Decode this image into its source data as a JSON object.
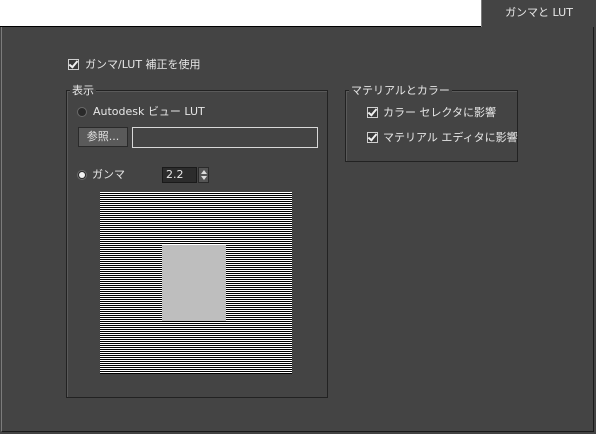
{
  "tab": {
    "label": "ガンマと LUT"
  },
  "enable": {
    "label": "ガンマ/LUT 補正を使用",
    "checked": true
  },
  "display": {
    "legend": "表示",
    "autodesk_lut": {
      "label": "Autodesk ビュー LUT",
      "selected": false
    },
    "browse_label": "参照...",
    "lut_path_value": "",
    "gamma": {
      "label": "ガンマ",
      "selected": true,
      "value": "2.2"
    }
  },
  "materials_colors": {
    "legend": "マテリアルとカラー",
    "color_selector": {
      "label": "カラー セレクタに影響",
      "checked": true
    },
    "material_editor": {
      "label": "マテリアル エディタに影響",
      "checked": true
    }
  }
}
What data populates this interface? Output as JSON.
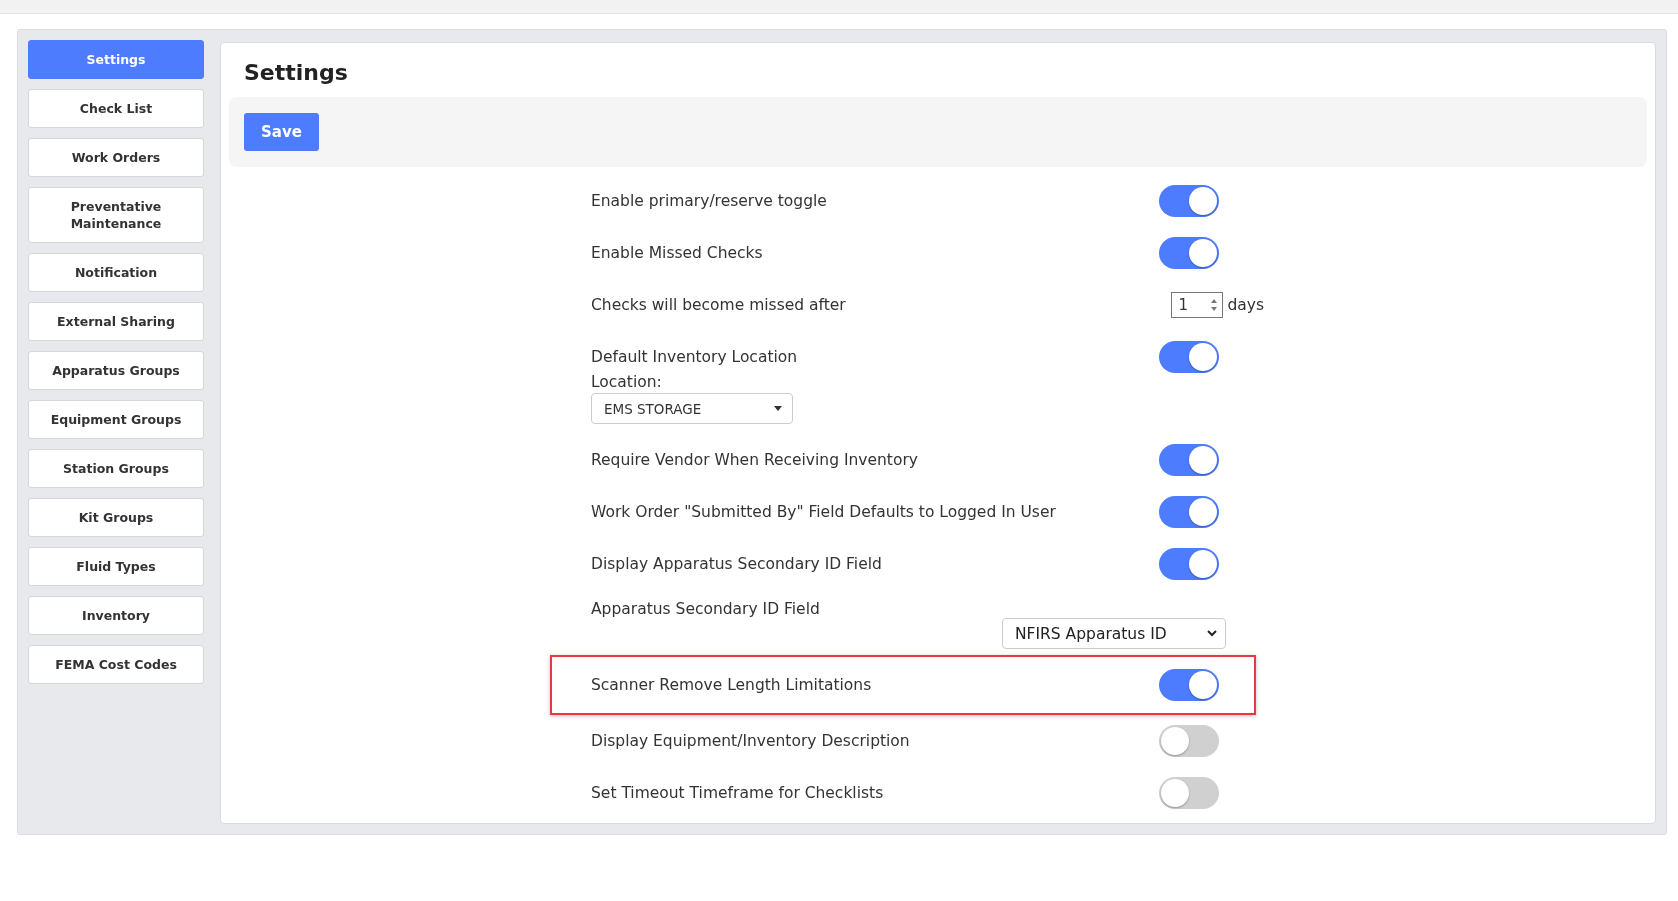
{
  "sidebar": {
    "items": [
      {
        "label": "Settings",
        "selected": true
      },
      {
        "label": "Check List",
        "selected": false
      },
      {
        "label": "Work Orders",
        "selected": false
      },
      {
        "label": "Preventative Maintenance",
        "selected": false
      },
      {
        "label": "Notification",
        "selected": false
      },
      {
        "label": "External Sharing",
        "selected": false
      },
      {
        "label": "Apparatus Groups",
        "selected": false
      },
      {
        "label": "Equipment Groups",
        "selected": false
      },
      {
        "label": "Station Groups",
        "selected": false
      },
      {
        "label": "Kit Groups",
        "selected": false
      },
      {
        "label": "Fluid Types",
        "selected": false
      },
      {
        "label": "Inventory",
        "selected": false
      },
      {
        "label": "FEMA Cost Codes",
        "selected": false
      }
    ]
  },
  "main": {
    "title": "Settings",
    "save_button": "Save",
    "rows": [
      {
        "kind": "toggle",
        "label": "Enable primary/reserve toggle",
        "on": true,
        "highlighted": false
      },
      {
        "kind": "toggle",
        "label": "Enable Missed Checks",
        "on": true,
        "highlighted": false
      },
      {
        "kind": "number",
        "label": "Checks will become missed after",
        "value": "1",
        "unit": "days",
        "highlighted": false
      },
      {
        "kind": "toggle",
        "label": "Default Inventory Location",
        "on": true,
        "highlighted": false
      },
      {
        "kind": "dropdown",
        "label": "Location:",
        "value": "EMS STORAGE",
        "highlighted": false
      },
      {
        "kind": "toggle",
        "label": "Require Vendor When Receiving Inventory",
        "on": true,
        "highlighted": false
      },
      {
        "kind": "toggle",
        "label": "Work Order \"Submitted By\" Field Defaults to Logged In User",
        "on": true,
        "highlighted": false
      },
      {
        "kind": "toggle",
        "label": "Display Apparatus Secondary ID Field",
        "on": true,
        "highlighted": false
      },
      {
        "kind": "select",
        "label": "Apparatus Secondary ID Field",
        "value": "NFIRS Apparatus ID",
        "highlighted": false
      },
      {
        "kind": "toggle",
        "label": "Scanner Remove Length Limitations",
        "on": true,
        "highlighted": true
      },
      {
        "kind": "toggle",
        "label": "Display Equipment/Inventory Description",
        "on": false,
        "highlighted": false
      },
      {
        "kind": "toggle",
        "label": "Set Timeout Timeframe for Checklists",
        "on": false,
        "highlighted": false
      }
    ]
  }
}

◆ ◆ ◆ ◆ ◆ ◆ ◆

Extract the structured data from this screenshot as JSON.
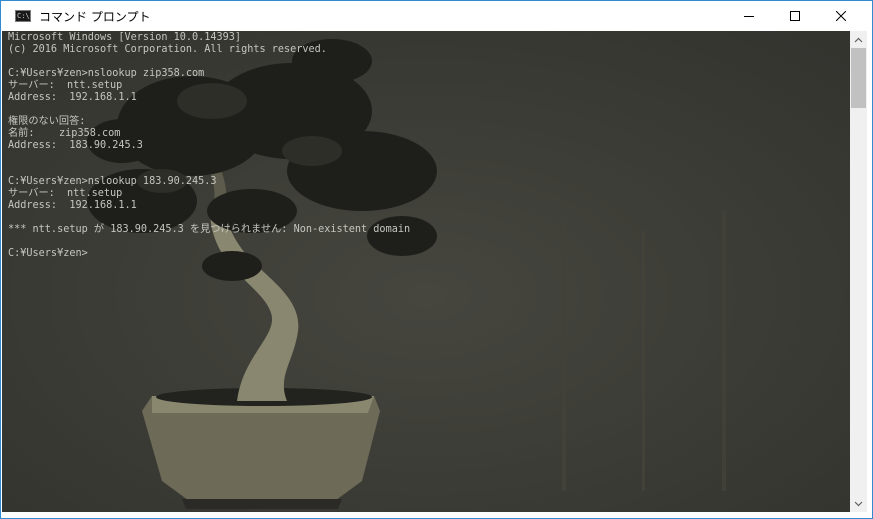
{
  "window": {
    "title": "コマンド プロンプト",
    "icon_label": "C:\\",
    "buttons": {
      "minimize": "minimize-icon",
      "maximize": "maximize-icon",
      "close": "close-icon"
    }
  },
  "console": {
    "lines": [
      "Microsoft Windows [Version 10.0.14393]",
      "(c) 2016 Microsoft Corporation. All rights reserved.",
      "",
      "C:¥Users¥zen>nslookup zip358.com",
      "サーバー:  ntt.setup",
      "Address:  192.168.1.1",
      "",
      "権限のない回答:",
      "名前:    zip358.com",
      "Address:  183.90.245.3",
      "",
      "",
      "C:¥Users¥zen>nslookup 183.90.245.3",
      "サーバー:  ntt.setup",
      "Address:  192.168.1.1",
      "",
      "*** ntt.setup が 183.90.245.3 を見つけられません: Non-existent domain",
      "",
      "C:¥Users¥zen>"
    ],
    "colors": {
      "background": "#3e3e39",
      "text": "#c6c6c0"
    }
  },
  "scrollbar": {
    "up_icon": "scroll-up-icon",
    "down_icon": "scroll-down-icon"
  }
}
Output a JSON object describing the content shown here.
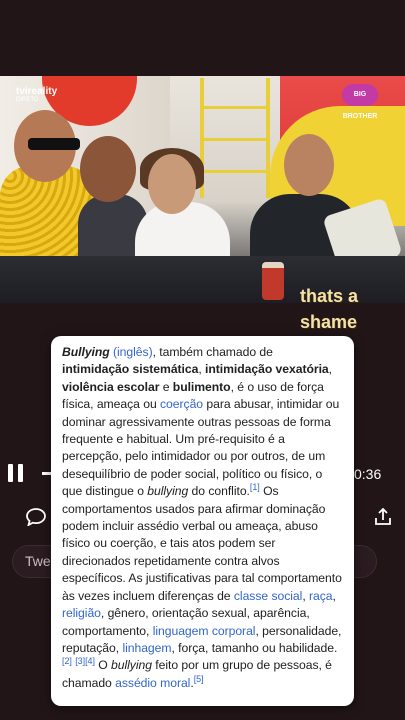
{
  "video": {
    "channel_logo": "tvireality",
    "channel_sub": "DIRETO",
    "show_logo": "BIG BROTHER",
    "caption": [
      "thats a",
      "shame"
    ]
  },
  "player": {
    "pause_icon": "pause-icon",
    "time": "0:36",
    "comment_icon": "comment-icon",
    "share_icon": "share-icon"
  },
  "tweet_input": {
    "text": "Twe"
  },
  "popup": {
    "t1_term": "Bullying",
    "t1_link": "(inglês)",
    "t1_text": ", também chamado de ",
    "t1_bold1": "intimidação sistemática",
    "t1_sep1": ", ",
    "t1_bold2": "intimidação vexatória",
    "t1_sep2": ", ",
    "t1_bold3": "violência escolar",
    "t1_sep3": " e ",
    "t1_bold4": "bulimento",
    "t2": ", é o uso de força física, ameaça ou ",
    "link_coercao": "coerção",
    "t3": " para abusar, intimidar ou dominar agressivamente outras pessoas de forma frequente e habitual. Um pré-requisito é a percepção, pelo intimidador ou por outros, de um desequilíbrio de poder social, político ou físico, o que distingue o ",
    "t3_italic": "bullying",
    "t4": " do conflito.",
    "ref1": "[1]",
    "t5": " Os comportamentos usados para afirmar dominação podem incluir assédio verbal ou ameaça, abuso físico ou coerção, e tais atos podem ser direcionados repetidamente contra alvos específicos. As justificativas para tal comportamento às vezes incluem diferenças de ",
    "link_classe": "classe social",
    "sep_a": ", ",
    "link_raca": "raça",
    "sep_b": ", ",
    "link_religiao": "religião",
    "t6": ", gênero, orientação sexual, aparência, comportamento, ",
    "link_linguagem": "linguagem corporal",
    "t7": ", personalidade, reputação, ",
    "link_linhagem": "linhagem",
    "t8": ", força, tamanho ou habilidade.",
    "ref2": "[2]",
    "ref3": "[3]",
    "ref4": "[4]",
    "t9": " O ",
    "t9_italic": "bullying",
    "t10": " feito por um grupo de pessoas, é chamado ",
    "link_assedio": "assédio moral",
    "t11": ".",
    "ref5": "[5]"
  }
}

◆ ◆ ◆ ◆ ◆ ◆ ◆

Directions for this task:
Search the entries for the word "Work" and gather every line where it appears.

Result of this task:
        "label": "Work Orders",
        "label": "Work Order \"Submitted By\" Field Defaults to Logged In User",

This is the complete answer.